# Source material start

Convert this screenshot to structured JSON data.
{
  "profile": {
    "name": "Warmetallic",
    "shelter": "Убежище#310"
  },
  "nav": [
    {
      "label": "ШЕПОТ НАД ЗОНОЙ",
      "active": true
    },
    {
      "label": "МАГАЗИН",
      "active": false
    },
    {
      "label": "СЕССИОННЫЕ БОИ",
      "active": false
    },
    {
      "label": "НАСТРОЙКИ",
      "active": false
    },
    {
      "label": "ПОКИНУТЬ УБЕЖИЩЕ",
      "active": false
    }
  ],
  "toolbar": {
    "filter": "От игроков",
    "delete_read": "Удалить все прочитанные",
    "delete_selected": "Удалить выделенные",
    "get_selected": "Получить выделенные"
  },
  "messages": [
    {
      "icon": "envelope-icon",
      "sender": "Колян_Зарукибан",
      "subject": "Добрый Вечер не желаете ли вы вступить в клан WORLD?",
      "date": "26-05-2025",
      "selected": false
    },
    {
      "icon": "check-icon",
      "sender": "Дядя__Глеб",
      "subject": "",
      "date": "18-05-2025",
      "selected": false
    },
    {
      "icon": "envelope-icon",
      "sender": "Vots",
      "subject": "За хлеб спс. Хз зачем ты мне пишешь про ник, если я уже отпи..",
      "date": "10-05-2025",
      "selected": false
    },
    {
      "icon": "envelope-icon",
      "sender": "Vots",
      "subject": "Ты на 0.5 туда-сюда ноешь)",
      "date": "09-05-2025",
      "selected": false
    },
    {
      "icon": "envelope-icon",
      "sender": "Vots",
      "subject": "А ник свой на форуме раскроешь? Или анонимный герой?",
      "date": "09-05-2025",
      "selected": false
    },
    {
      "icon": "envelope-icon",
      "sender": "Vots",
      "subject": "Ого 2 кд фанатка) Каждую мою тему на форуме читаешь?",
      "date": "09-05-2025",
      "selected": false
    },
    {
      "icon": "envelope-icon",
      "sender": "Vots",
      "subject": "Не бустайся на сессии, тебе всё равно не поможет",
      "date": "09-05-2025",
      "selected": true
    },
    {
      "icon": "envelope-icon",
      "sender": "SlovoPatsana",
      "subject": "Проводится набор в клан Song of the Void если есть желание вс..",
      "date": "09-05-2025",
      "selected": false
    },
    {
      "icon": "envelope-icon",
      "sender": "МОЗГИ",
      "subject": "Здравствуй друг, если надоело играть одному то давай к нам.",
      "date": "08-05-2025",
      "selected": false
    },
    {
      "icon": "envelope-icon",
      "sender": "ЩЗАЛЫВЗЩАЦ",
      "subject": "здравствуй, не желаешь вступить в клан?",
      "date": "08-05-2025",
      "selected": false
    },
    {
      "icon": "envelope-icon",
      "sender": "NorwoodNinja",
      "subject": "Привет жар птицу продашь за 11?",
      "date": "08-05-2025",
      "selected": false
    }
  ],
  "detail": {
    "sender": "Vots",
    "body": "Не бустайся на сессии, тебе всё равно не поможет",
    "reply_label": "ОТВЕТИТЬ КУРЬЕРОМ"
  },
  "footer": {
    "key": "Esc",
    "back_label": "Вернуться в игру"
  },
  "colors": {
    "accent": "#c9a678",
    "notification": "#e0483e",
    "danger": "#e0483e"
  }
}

# Source material end

| Problem to solve |
Transcribe the material above word for word.

| Answer to this problem |
Convert this screenshot to structured JSON data.
{
  "profile": {
    "name": "Warmetallic",
    "shelter": "Убежище#310"
  },
  "nav": [
    {
      "label": "ШЕПОТ НАД ЗОНОЙ",
      "active": true
    },
    {
      "label": "МАГАЗИН",
      "active": false
    },
    {
      "label": "СЕССИОННЫЕ БОИ",
      "active": false
    },
    {
      "label": "НАСТРОЙКИ",
      "active": false
    },
    {
      "label": "ПОКИНУТЬ УБЕЖИЩЕ",
      "active": false
    }
  ],
  "toolbar": {
    "filter": "От игроков",
    "delete_read": "Удалить все прочитанные",
    "delete_selected": "Удалить выделенные",
    "get_selected": "Получить выделенные"
  },
  "messages": [
    {
      "icon": "envelope-icon",
      "sender": "Колян_Зарукибан",
      "subject": "Добрый Вечер не желаете ли вы вступить в клан WORLD?",
      "date": "26-05-2025",
      "selected": false
    },
    {
      "icon": "check-icon",
      "sender": "Дядя__Глеб",
      "subject": "",
      "date": "18-05-2025",
      "selected": false
    },
    {
      "icon": "envelope-icon",
      "sender": "Vots",
      "subject": "За хлеб спс. Хз зачем ты мне пишешь про ник, если я уже отпи..",
      "date": "10-05-2025",
      "selected": false
    },
    {
      "icon": "envelope-icon",
      "sender": "Vots",
      "subject": "Ты на 0.5 туда-сюда ноешь)",
      "date": "09-05-2025",
      "selected": false
    },
    {
      "icon": "envelope-icon",
      "sender": "Vots",
      "subject": "А ник свой на форуме раскроешь? Или анонимный герой?",
      "date": "09-05-2025",
      "selected": false
    },
    {
      "icon": "envelope-icon",
      "sender": "Vots",
      "subject": "Ого 2 кд фанатка) Каждую мою тему на форуме читаешь?",
      "date": "09-05-2025",
      "selected": false
    },
    {
      "icon": "envelope-icon",
      "sender": "Vots",
      "subject": "Не бустайся на сессии, тебе всё равно не поможет",
      "date": "09-05-2025",
      "selected": true
    },
    {
      "icon": "envelope-icon",
      "sender": "SlovoPatsana",
      "subject": "Проводится набор в клан Song of the Void если есть желание вс..",
      "date": "09-05-2025",
      "selected": false
    },
    {
      "icon": "envelope-icon",
      "sender": "МОЗГИ",
      "subject": "Здравствуй друг, если надоело играть одному то давай к нам.",
      "date": "08-05-2025",
      "selected": false
    },
    {
      "icon": "envelope-icon",
      "sender": "ЩЗАЛЫВЗЩАЦ",
      "subject": "здравствуй, не желаешь вступить в клан?",
      "date": "08-05-2025",
      "selected": false
    },
    {
      "icon": "envelope-icon",
      "sender": "NorwoodNinja",
      "subject": "Привет жар птицу продашь за 11?",
      "date": "08-05-2025",
      "selected": false
    }
  ],
  "detail": {
    "sender": "Vots",
    "body": "Не бустайся на сессии, тебе всё равно не поможет",
    "reply_label": "ОТВЕТИТЬ КУРЬЕРОМ"
  },
  "footer": {
    "key": "Esc",
    "back_label": "Вернуться в игру"
  },
  "colors": {
    "accent": "#c9a678",
    "notification": "#e0483e",
    "danger": "#e0483e"
  }
}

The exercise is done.